Reproduce the entire listing below exactly.
SOURCE DATA START
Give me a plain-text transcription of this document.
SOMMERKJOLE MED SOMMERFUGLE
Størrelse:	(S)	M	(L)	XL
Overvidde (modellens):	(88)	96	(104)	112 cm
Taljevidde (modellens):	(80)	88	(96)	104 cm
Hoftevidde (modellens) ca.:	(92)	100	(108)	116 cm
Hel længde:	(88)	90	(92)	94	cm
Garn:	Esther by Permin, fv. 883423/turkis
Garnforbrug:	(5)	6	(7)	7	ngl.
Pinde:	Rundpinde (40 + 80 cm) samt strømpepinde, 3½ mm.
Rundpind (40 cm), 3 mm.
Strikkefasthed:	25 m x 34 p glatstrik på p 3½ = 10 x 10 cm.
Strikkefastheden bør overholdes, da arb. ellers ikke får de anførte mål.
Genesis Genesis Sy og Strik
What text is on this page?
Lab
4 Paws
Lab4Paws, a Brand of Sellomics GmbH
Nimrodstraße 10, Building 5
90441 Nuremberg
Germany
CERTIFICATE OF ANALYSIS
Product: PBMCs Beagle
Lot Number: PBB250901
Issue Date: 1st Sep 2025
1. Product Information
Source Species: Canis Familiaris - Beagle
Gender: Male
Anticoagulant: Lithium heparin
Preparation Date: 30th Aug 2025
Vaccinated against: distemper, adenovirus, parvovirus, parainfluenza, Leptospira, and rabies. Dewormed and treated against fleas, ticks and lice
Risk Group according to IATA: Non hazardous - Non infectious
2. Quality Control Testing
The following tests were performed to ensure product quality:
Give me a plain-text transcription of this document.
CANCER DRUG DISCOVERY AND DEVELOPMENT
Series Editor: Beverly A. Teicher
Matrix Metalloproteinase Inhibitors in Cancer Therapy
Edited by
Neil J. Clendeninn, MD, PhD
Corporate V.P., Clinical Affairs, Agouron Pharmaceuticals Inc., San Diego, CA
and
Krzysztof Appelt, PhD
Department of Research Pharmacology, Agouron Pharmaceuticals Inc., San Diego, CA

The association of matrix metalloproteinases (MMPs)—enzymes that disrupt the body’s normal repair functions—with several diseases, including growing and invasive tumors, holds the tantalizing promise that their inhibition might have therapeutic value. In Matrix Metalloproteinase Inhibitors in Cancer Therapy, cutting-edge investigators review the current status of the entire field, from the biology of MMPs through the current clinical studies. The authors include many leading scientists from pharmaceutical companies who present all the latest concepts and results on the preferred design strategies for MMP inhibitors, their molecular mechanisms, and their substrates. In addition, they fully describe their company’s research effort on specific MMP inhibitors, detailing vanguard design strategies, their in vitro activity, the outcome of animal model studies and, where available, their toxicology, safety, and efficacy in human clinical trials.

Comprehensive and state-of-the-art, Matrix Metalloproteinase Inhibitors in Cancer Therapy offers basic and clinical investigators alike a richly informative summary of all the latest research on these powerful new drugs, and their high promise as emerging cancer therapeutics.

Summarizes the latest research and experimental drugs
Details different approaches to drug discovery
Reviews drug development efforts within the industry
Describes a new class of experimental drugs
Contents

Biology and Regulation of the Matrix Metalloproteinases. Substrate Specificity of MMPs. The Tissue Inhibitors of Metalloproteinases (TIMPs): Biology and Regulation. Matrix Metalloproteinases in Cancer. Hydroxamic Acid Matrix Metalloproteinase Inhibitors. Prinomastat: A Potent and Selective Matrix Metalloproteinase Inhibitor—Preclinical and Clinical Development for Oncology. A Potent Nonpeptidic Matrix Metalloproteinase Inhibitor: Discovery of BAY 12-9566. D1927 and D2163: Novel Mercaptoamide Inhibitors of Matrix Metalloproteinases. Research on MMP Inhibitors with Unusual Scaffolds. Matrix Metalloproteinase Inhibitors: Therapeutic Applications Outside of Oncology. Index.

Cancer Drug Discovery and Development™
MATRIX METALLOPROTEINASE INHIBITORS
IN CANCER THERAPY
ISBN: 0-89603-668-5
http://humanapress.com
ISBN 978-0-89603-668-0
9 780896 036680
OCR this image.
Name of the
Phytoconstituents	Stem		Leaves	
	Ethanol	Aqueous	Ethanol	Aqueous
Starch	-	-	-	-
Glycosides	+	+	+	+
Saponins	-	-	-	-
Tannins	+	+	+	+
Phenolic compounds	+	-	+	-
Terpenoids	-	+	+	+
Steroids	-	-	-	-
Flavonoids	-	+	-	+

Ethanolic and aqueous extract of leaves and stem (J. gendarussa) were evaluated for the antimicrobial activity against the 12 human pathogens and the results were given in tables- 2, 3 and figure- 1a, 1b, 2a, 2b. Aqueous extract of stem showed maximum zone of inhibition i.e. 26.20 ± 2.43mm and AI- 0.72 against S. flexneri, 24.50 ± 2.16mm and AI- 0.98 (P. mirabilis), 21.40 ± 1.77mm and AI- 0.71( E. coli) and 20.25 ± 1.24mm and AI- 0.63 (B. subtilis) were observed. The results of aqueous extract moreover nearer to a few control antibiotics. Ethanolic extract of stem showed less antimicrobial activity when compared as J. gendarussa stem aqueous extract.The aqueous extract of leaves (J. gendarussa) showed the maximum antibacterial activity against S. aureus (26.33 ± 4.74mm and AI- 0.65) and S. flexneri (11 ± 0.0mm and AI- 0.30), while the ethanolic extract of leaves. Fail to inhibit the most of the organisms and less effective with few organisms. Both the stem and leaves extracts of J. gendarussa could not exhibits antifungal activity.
SOURCE DATA END
__ANSWER TO THIS TASK__:
Give me a plain-text transcription of this document.
SOMMERKJOLE MED SOMMERFUGLE
Størrelse:	(S)	M	(L)	XL
Overvidde (modellens):	(88)	96	(104)	112 cm
Taljevidde (modellens):	(80)	88	(96)	104 cm
Hoftevidde (modellens) ca.:	(92)	100	(108)	116 cm
Hel længde:	(88)	90	(92)	94	cm
Garn:	Esther by Permin, fv. 883423/turkis
Garnforbrug:	(5)	6	(7)	7	ngl.
Pinde:	Rundpinde (40 + 80 cm) samt strømpepinde, 3½ mm.
Rundpind (40 cm), 3 mm.
Strikkefasthed:	25 m x 34 p glatstrik på p 3½ = 10 x 10 cm.
Strikkefastheden bør overholdes, da arb. ellers ikke får de anførte mål.
Genesis Genesis Sy og Strik
What text is on this page?
Lab
4 Paws
Lab4Paws, a Brand of Sellomics GmbH
Nimrodstraße 10, Building 5
90441 Nuremberg
Germany
CERTIFICATE OF ANALYSIS
Product: PBMCs Beagle
Lot Number: PBB250901
Issue Date: 1st Sep 2025
1. Product Information
Source Species: Canis Familiaris - Beagle
Gender: Male
Anticoagulant: Lithium heparin
Preparation Date: 30th Aug 2025
Vaccinated against: distemper, adenovirus, parvovirus, parainfluenza, Leptospira, and rabies. Dewormed and treated against fleas, ticks and lice
Risk Group according to IATA: Non hazardous - Non infectious
2. Quality Control Testing
The following tests were performed to ensure product quality:
Give me a plain-text transcription of this document.
CANCER DRUG DISCOVERY AND DEVELOPMENT
Series Editor: Beverly A. Teicher
Matrix Metalloproteinase Inhibitors in Cancer Therapy
Edited by
Neil J. Clendeninn, MD, PhD
Corporate V.P., Clinical Affairs, Agouron Pharmaceuticals Inc., San Diego, CA
and
Krzysztof Appelt, PhD
Department of Research Pharmacology, Agouron Pharmaceuticals Inc., San Diego, CA

The association of matrix metalloproteinases (MMPs)—enzymes that disrupt the body’s normal repair functions—with several diseases, including growing and invasive tumors, holds the tantalizing promise that their inhibition might have therapeutic value. In Matrix Metalloproteinase Inhibitors in Cancer Therapy, cutting-edge investigators review the current status of the entire field, from the biology of MMPs through the current clinical studies. The authors include many leading scientists from pharmaceutical companies who present all the latest concepts and results on the preferred design strategies for MMP inhibitors, their molecular mechanisms, and their substrates. In addition, they fully describe their company’s research effort on specific MMP inhibitors, detailing vanguard design strategies, their in vitro activity, the outcome of animal model studies and, where available, their toxicology, safety, and efficacy in human clinical trials.

Comprehensive and state-of-the-art, Matrix Metalloproteinase Inhibitors in Cancer Therapy offers basic and clinical investigators alike a richly informative summary of all the latest research on these powerful new drugs, and their high promise as emerging cancer therapeutics.

Summarizes the latest research and experimental drugs
Details different approaches to drug discovery
Reviews drug development efforts within the industry
Describes a new class of experimental drugs
Contents

Biology and Regulation of the Matrix Metalloproteinases. Substrate Specificity of MMPs. The Tissue Inhibitors of Metalloproteinases (TIMPs): Biology and Regulation. Matrix Metalloproteinases in Cancer. Hydroxamic Acid Matrix Metalloproteinase Inhibitors. Prinomastat: A Potent and Selective Matrix Metalloproteinase Inhibitor—Preclinical and Clinical Development for Oncology. A Potent Nonpeptidic Matrix Metalloproteinase Inhibitor: Discovery of BAY 12-9566. D1927 and D2163: Novel Mercaptoamide Inhibitors of Matrix Metalloproteinases. Research on MMP Inhibitors with Unusual Scaffolds. Matrix Metalloproteinase Inhibitors: Therapeutic Applications Outside of Oncology. Index.

Cancer Drug Discovery and Development™
MATRIX METALLOPROTEINASE INHIBITORS
IN CANCER THERAPY
ISBN: 0-89603-668-5
http://humanapress.com
ISBN 978-0-89603-668-0
9 780896 036680
OCR this image.
Name of the
Phytoconstituents	Stem		Leaves	
	Ethanol	Aqueous	Ethanol	Aqueous
Starch	-	-	-	-
Glycosides	+	+	+	+
Saponins	-	-	-	-
Tannins	+	+	+	+
Phenolic compounds	+	-	+	-
Terpenoids	-	+	+	+
Steroids	-	-	-	-
Flavonoids	-	+	-	+

Ethanolic and aqueous extract of leaves and stem (J. gendarussa) were evaluated for the antimicrobial activity against the 12 human pathogens and the results were given in tables- 2, 3 and figure- 1a, 1b, 2a, 2b. Aqueous extract of stem showed maximum zone of inhibition i.e. 26.20 ± 2.43mm and AI- 0.72 against S. flexneri, 24.50 ± 2.16mm and AI- 0.98 (P. mirabilis), 21.40 ± 1.77mm and AI- 0.71( E. coli) and 20.25 ± 1.24mm and AI- 0.63 (B. subtilis) were observed. The results of aqueous extract moreover nearer to a few control antibiotics. Ethanolic extract of stem showed less antimicrobial activity when compared as J. gendarussa stem aqueous extract.The aqueous extract of leaves (J. gendarussa) showed the maximum antibacterial activity against S. aureus (26.33 ± 4.74mm and AI- 0.65) and S. flexneri (11 ± 0.0mm and AI- 0.30), while the ethanolic extract of leaves. Fail to inhibit the most of the organisms and less effective with few organisms. Both the stem and leaves extracts of J. gendarussa could not exhibits antifungal activity.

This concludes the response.